** begin Given entries **
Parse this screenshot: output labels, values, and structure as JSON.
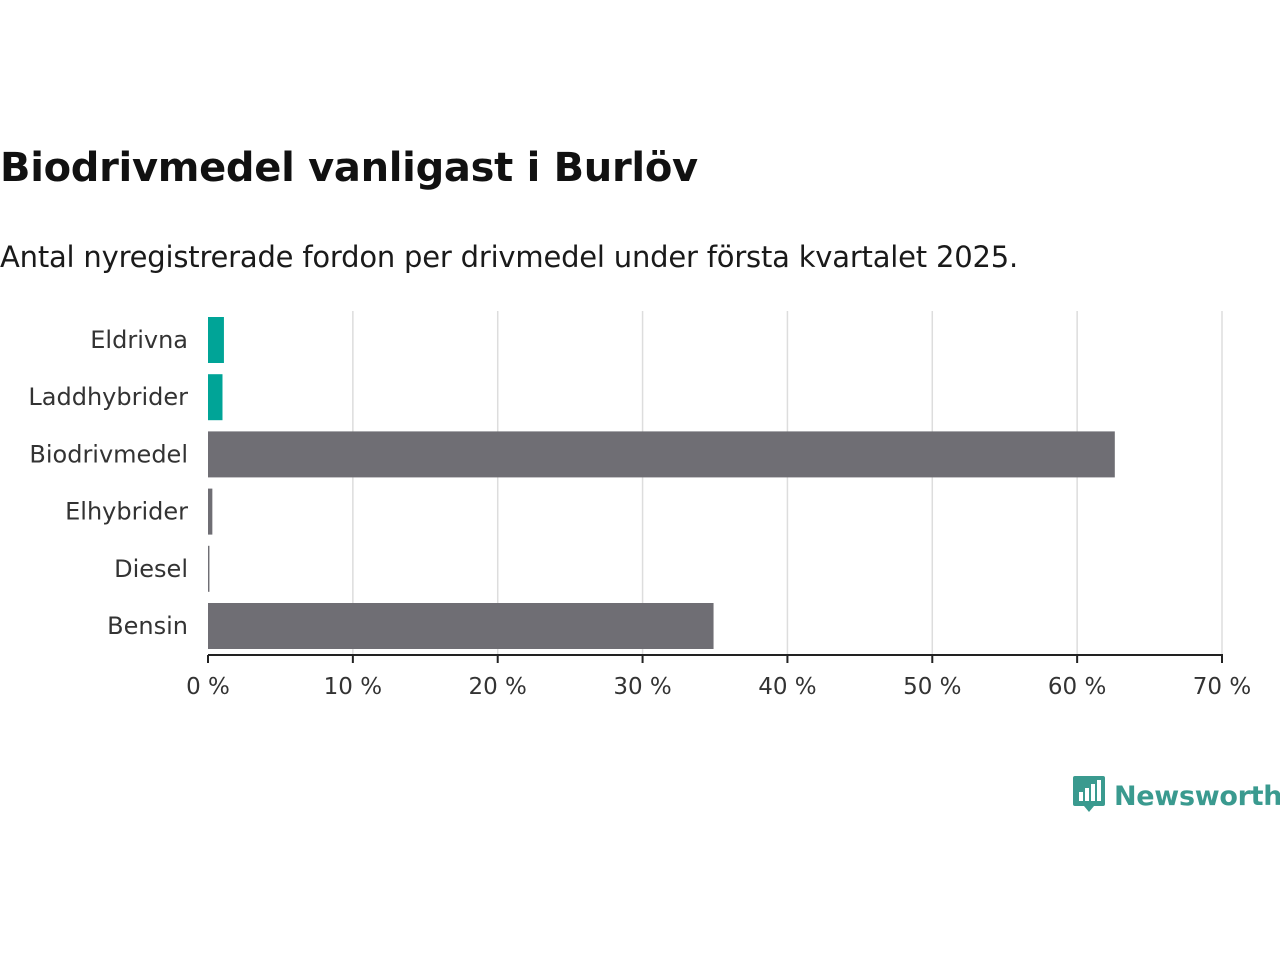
{
  "chart_data": {
    "type": "bar",
    "orientation": "horizontal",
    "title": "Biodrivmedel vanligast i Burlöv",
    "subtitle": "Antal nyregistrerade fordon per drivmedel under första kvartalet 2025.",
    "categories": [
      "Eldrivna",
      "Laddhybrider",
      "Biodrivmedel",
      "Elhybrider",
      "Diesel",
      "Bensin"
    ],
    "values": [
      1.1,
      1.0,
      62.6,
      0.3,
      0.1,
      34.9
    ],
    "bar_colors": [
      "#00a497",
      "#00a497",
      "#6f6e74",
      "#6f6e74",
      "#6f6e74",
      "#6f6e74"
    ],
    "xlim": [
      0,
      70
    ],
    "x_ticks": [
      0,
      10,
      20,
      30,
      40,
      50,
      60,
      70
    ],
    "x_tick_labels": [
      "0 %",
      "10 %",
      "20 %",
      "30 %",
      "40 %",
      "50 %",
      "60 %",
      "70 %"
    ],
    "xlabel": "",
    "ylabel": "",
    "grid": "vertical",
    "legend": "none"
  },
  "brand": {
    "name": "Newsworthy",
    "icon": "bar-chart-speech-bubble-icon",
    "color": "#3a9a8f"
  }
}
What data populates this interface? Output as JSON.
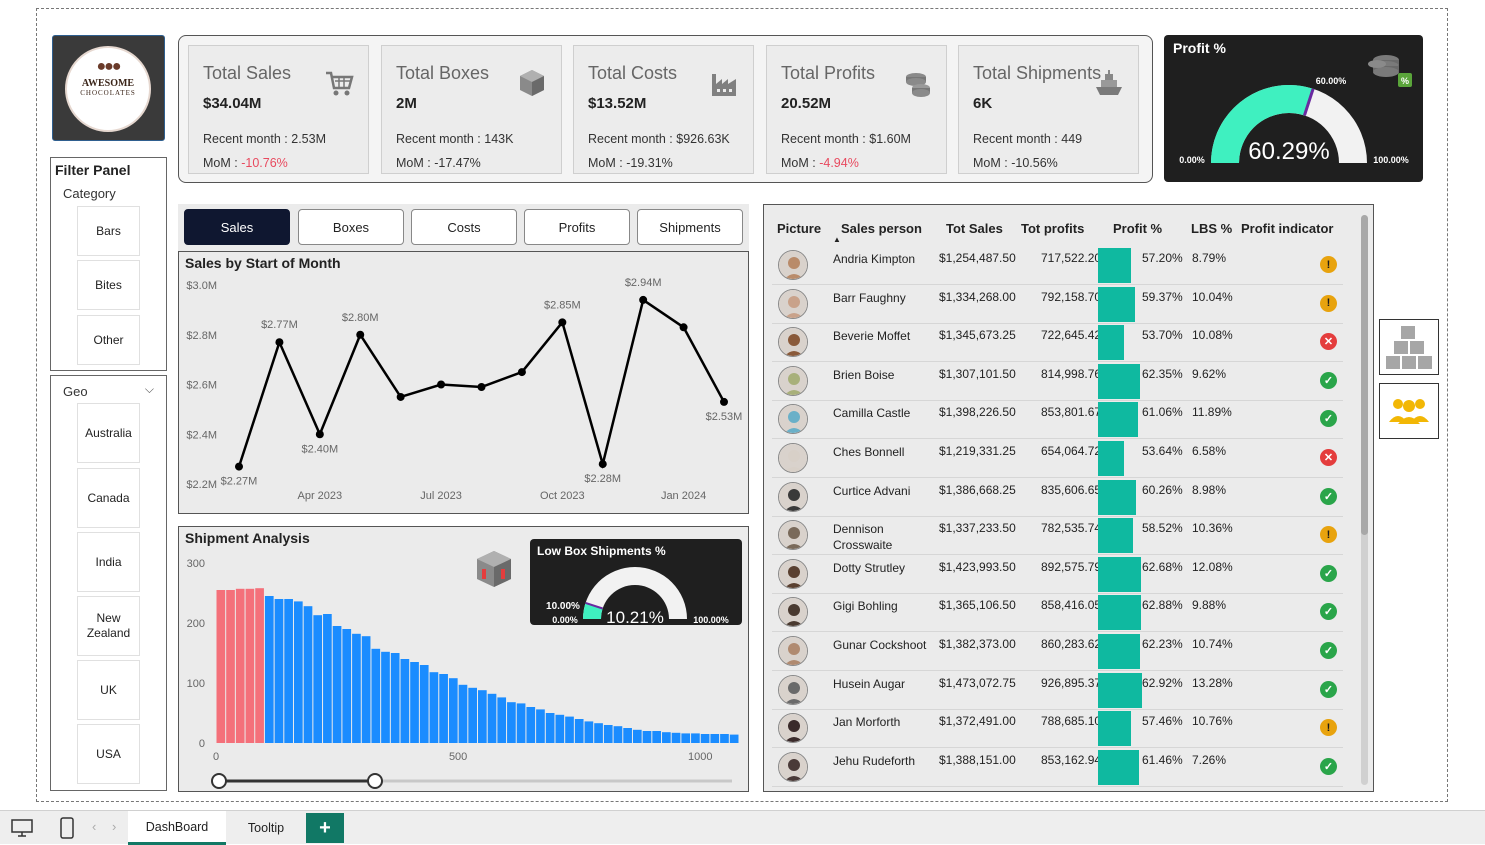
{
  "logo": {
    "title": "AWESOME",
    "subtitle": "CHOCOLATES"
  },
  "kpis": [
    {
      "title": "Total Sales",
      "value": "$34.04M",
      "recent": "Recent month : 2.53M",
      "mom_label": "MoM : ",
      "mom": "-10.76%",
      "mom_negative": true,
      "icon": "cart-icon"
    },
    {
      "title": "Total Boxes",
      "value": "2M",
      "recent": "Recent month : 143K",
      "mom_label": "MoM : ",
      "mom": "-17.47%",
      "mom_negative": false,
      "icon": "box-icon"
    },
    {
      "title": "Total Costs",
      "value": "$13.52M",
      "recent": "Recent month : $926.63K",
      "mom_label": "MoM : ",
      "mom": "-19.31%",
      "mom_negative": false,
      "icon": "factory-icon"
    },
    {
      "title": "Total Profits",
      "value": "20.52M",
      "recent": "Recent month : $1.60M",
      "mom_label": "MoM : ",
      "mom": "-4.94%",
      "mom_negative": true,
      "icon": "coins-icon"
    },
    {
      "title": "Total Shipments",
      "value": "6K",
      "recent": "Recent month : 449",
      "mom_label": "MoM : ",
      "mom": "-10.56%",
      "mom_negative": false,
      "icon": "ship-icon"
    }
  ],
  "profit_gauge": {
    "title": "Profit %",
    "value": 60.29,
    "value_label": "60.29%",
    "target_label": "60.00%",
    "target": 60.0,
    "min_label": "0.00%",
    "max_label": "100.00%",
    "badge": "%"
  },
  "filter_panel": {
    "title": "Filter Panel",
    "category_label": "Category",
    "categories": [
      "Bars",
      "Bites",
      "Other"
    ]
  },
  "geo": {
    "label": "Geo",
    "chevron": "⌵",
    "items": [
      "Australia",
      "Canada",
      "India",
      "New Zealand",
      "UK",
      "USA"
    ]
  },
  "tabs": [
    {
      "label": "Sales",
      "active": true
    },
    {
      "label": "Boxes",
      "active": false
    },
    {
      "label": "Costs",
      "active": false
    },
    {
      "label": "Profits",
      "active": false
    },
    {
      "label": "Shipments",
      "active": false
    }
  ],
  "chart_data": [
    {
      "type": "line",
      "title": "Sales by Start of Month",
      "x": [
        "2023-02",
        "2023-03",
        "2023-04",
        "2023-05",
        "2023-06",
        "2023-07",
        "2023-08",
        "2023-09",
        "2023-10",
        "2023-11",
        "2023-12",
        "2024-01",
        "2024-02"
      ],
      "values": [
        2.27,
        2.77,
        2.4,
        2.8,
        2.55,
        2.6,
        2.59,
        2.65,
        2.85,
        2.28,
        2.94,
        2.83,
        2.53
      ],
      "data_labels": [
        "$2.27M",
        "$2.77M",
        "$2.40M",
        "$2.80M",
        "",
        "",
        "",
        "",
        "$2.85M",
        "$2.28M",
        "$2.94M",
        "",
        "$2.53M"
      ],
      "yticks": [
        "$2.2M",
        "$2.4M",
        "$2.6M",
        "$2.8M",
        "$3.0M"
      ],
      "ytick_values": [
        2.2,
        2.4,
        2.6,
        2.8,
        3.0
      ],
      "xticks": [
        "Apr 2023",
        "Jul 2023",
        "Oct 2023",
        "Jan 2024"
      ],
      "xtick_index": [
        2,
        5,
        8,
        11
      ],
      "ylim": [
        2.2,
        3.0
      ],
      "color": "#000000"
    },
    {
      "type": "bar",
      "title": "Shipment Analysis",
      "xlim": [
        0,
        1080
      ],
      "ylim": [
        0,
        300
      ],
      "yticks": [
        0,
        100,
        200,
        300
      ],
      "xticks": [
        0,
        500,
        1000
      ],
      "bin_width": 20,
      "values": [
        255,
        255,
        257,
        257,
        258,
        245,
        240,
        240,
        236,
        228,
        213,
        215,
        195,
        190,
        182,
        178,
        157,
        152,
        150,
        140,
        135,
        130,
        118,
        115,
        108,
        97,
        92,
        88,
        82,
        76,
        68,
        66,
        60,
        56,
        50,
        47,
        44,
        40,
        36,
        33,
        30,
        28,
        25,
        22,
        20,
        20,
        18,
        17,
        16,
        16,
        15,
        15,
        15,
        14
      ],
      "highlight_count": 5,
      "highlight_color": "#f4707a",
      "color": "#1a8cff"
    }
  ],
  "ship_panel": {
    "title": "Shipment Analysis",
    "icon": "box-down-icon"
  },
  "low_box": {
    "title": "Low Box Shipments %",
    "value": 10.21,
    "value_label": "10.21%",
    "target_label": "10.00%",
    "min_label": "0.00%",
    "max_label": "100.00%"
  },
  "table": {
    "headers": [
      "Picture",
      "Sales person",
      "Tot Sales",
      "Tot profits",
      "Profit %",
      "LBS %",
      "Profit indicator"
    ],
    "rows": [
      {
        "name": "Andria Kimpton",
        "sales": "$1,254,487.50",
        "profits": "717,522.20",
        "pct": "57.20%",
        "pct_value": 57.2,
        "lbs": "8.79%",
        "ind": "warn",
        "color": "#b98b6a"
      },
      {
        "name": "Barr Faughny",
        "sales": "$1,334,268.00",
        "profits": "792,158.70",
        "pct": "59.37%",
        "pct_value": 59.37,
        "lbs": "10.04%",
        "ind": "warn",
        "color": "#c9a28a"
      },
      {
        "name": "Beverie Moffet",
        "sales": "$1,345,673.25",
        "profits": "722,645.42",
        "pct": "53.70%",
        "pct_value": 53.7,
        "lbs": "10.08%",
        "ind": "bad",
        "color": "#8a5a3a"
      },
      {
        "name": "Brien Boise",
        "sales": "$1,307,101.50",
        "profits": "814,998.76",
        "pct": "62.35%",
        "pct_value": 62.35,
        "lbs": "9.62%",
        "ind": "good",
        "color": "#a8b07a"
      },
      {
        "name": "Camilla Castle",
        "sales": "$1,398,226.50",
        "profits": "853,801.67",
        "pct": "61.06%",
        "pct_value": 61.06,
        "lbs": "11.89%",
        "ind": "good",
        "color": "#6ab0c8"
      },
      {
        "name": "Ches Bonnell",
        "sales": "$1,219,331.25",
        "profits": "654,064.72",
        "pct": "53.64%",
        "pct_value": 53.64,
        "lbs": "6.58%",
        "ind": "bad",
        "color": "#d8d0c8"
      },
      {
        "name": "Curtice Advani",
        "sales": "$1,386,668.25",
        "profits": "835,606.65",
        "pct": "60.26%",
        "pct_value": 60.26,
        "lbs": "8.98%",
        "ind": "good",
        "color": "#3a3a3a"
      },
      {
        "name": "Dennison Crosswaite",
        "sales": "$1,337,233.50",
        "profits": "782,535.74",
        "pct": "58.52%",
        "pct_value": 58.52,
        "lbs": "10.36%",
        "ind": "warn",
        "color": "#7a6a5a"
      },
      {
        "name": "Dotty Strutley",
        "sales": "$1,423,993.50",
        "profits": "892,575.79",
        "pct": "62.68%",
        "pct_value": 62.68,
        "lbs": "12.08%",
        "ind": "good",
        "color": "#5a4030"
      },
      {
        "name": "Gigi Bohling",
        "sales": "$1,365,106.50",
        "profits": "858,416.05",
        "pct": "62.88%",
        "pct_value": 62.88,
        "lbs": "9.88%",
        "ind": "good",
        "color": "#4a3a30"
      },
      {
        "name": "Gunar Cockshoot",
        "sales": "$1,382,373.00",
        "profits": "860,283.62",
        "pct": "62.23%",
        "pct_value": 62.23,
        "lbs": "10.74%",
        "ind": "good",
        "color": "#b08a70"
      },
      {
        "name": "Husein Augar",
        "sales": "$1,473,072.75",
        "profits": "926,895.37",
        "pct": "62.92%",
        "pct_value": 62.92,
        "lbs": "13.28%",
        "ind": "good",
        "color": "#6a6a6a"
      },
      {
        "name": "Jan Morforth",
        "sales": "$1,372,491.00",
        "profits": "788,685.10",
        "pct": "57.46%",
        "pct_value": 57.46,
        "lbs": "10.76%",
        "ind": "warn",
        "color": "#3a2a2a"
      },
      {
        "name": "Jehu Rudeforth",
        "sales": "$1,388,151.00",
        "profits": "853,162.94",
        "pct": "61.46%",
        "pct_value": 61.46,
        "lbs": "7.26%",
        "ind": "good",
        "color": "#4a3a38"
      }
    ],
    "indicator_glyphs": {
      "warn": "!",
      "bad": "✕",
      "good": "✓"
    }
  },
  "side_buttons": [
    {
      "icon": "boxes-stack-icon"
    },
    {
      "icon": "people-group-icon"
    }
  ],
  "bottom": {
    "pages": [
      "DashBoard",
      "Tooltip"
    ],
    "active_page": "DashBoard",
    "add": "+",
    "nav_prev": "‹",
    "nav_next": "›"
  },
  "colors": {
    "accent": "#117865",
    "gauge": "#3ff0c0",
    "bar": "#1a8cff",
    "profit_bar": "#0fb9a0",
    "negative": "#e84a5f",
    "dark_tab": "#0f1730"
  }
}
** end Given entries **
From the data above, pick out each line containing "icon" and copy it.

**Response below**
    "icon": "bar-chart-speech-bubble-icon",
      "icon": "cart-icon"
      "icon": "box-icon"
      "icon": "factory-icon"
      "icon": "coins-icon"
      "icon": "ship-icon"
    "icon": "box-down-icon"
      "icon": "boxes-stack-icon"
      "icon": "people-group-icon"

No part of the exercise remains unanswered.